_WHAT THIS TASK INVOLVES_: The entries need to be copied exactly.

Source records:
####

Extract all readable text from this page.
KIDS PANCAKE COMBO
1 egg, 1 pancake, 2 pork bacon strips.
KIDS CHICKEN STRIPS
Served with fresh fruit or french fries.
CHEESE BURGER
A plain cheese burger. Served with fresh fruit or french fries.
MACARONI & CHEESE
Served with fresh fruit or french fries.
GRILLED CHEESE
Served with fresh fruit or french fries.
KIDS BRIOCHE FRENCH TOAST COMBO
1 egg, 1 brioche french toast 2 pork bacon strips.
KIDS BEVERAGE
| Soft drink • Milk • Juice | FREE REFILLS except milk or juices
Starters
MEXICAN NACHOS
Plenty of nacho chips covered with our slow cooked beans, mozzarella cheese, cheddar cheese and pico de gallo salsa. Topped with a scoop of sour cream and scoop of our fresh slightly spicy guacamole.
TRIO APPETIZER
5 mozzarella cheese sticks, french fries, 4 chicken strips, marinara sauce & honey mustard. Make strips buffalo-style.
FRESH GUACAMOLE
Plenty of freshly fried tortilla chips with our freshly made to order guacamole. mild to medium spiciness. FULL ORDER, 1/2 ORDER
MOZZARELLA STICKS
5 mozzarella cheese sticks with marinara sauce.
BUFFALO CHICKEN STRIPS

####

_RESPONSE_:
Extract all readable text from this page.
KIDS PANCAKE COMBO
1 egg, 1 pancake, 2 pork bacon strips.
KIDS CHICKEN STRIPS
Served with fresh fruit or french fries.
CHEESE BURGER
A plain cheese burger. Served with fresh fruit or french fries.
MACARONI & CHEESE
Served with fresh fruit or french fries.
GRILLED CHEESE
Served with fresh fruit or french fries.
KIDS BRIOCHE FRENCH TOAST COMBO
1 egg, 1 brioche french toast 2 pork bacon strips.
KIDS BEVERAGE
| Soft drink • Milk • Juice | FREE REFILLS except milk or juices
Starters
MEXICAN NACHOS
Plenty of nacho chips covered with our slow cooked beans, mozzarella cheese, cheddar cheese and pico de gallo salsa. Topped with a scoop of sour cream and scoop of our fresh slightly spicy guacamole.
TRIO APPETIZER
5 mozzarella cheese sticks, french fries, 4 chicken strips, marinara sauce & honey mustard. Make strips buffalo-style.
FRESH GUACAMOLE
Plenty of freshly fried tortilla chips with our freshly made to order guacamole. mild to medium spiciness. FULL ORDER, 1/2 ORDER
MOZZARELLA STICKS
5 mozzarella cheese sticks with marinara sauce.
BUFFALO CHICKEN STRIPS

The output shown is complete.